→ Task description
Wherever a line holds the word "Unit", copy that line out.

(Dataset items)
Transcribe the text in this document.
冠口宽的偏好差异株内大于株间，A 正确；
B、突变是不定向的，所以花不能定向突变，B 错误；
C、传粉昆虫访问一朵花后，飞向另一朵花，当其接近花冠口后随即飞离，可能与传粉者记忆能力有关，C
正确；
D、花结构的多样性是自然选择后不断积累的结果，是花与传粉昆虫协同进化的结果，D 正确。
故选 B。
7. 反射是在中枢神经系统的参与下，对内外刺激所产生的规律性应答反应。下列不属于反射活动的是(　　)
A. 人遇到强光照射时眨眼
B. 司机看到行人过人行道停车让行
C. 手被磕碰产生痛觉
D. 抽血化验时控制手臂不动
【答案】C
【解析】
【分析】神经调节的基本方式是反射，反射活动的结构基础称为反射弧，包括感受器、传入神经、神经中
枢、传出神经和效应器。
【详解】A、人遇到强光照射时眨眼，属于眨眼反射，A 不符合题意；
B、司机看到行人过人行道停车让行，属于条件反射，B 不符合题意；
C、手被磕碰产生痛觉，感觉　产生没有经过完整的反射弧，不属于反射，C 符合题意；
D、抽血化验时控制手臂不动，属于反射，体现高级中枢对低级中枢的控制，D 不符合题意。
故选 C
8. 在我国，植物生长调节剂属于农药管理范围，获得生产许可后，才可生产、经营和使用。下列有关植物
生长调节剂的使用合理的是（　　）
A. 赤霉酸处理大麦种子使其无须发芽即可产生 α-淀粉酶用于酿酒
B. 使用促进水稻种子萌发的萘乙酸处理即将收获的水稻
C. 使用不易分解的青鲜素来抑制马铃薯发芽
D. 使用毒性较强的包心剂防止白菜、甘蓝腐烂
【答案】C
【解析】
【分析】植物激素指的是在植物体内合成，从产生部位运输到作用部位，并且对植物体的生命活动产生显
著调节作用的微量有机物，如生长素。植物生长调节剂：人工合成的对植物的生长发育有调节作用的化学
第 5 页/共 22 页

* * *

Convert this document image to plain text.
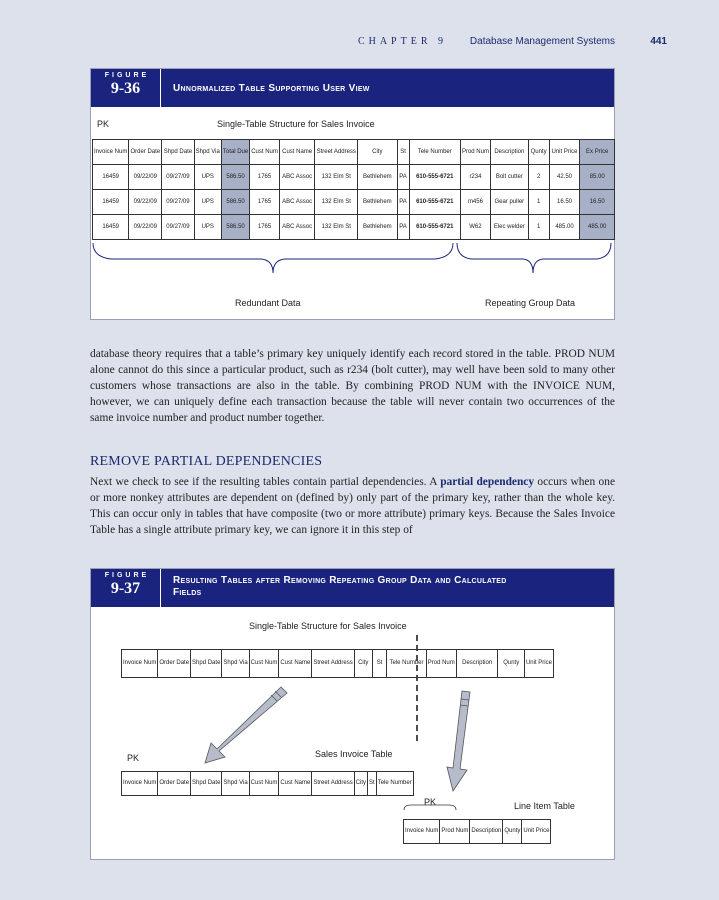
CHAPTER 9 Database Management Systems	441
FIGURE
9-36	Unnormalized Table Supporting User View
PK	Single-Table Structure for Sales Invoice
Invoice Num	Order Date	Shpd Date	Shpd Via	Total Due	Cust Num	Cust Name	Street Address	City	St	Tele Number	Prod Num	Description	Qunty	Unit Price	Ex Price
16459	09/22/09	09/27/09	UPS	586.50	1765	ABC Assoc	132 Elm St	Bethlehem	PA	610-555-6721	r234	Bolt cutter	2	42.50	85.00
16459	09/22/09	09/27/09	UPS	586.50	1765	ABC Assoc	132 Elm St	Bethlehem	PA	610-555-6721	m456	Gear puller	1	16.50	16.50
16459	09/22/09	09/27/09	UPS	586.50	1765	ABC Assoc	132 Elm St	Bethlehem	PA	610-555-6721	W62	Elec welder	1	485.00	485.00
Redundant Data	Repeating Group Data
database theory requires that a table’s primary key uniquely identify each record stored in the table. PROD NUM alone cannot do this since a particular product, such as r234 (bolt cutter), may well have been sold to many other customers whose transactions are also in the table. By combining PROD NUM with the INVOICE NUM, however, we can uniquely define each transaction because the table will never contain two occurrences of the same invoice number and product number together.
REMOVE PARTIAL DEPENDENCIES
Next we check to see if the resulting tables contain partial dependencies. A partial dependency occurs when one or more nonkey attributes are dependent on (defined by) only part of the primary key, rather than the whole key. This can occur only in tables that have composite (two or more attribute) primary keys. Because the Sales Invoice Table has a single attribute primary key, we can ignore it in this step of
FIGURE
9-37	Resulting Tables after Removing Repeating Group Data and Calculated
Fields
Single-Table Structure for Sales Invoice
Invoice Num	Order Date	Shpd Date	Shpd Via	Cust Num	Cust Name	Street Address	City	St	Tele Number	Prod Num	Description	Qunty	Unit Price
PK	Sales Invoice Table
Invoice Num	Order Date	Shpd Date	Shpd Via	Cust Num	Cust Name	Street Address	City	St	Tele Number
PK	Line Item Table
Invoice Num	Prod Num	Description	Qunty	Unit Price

→ Result for this exercise
Invoice Num	Order Date	Shpd Date	Shpd Via	Total Due	Cust Num	Cust Name	Street Address	City	St	Tele Number	Prod Num	Description	Qunty	Unit Price	Ex Price
Invoice Num	Order Date	Shpd Date	Shpd Via	Cust Num	Cust Name	Street Address	City	St	Tele Number	Prod Num	Description	Qunty	Unit Price
Invoice Num	Prod Num	Description	Qunty	Unit Price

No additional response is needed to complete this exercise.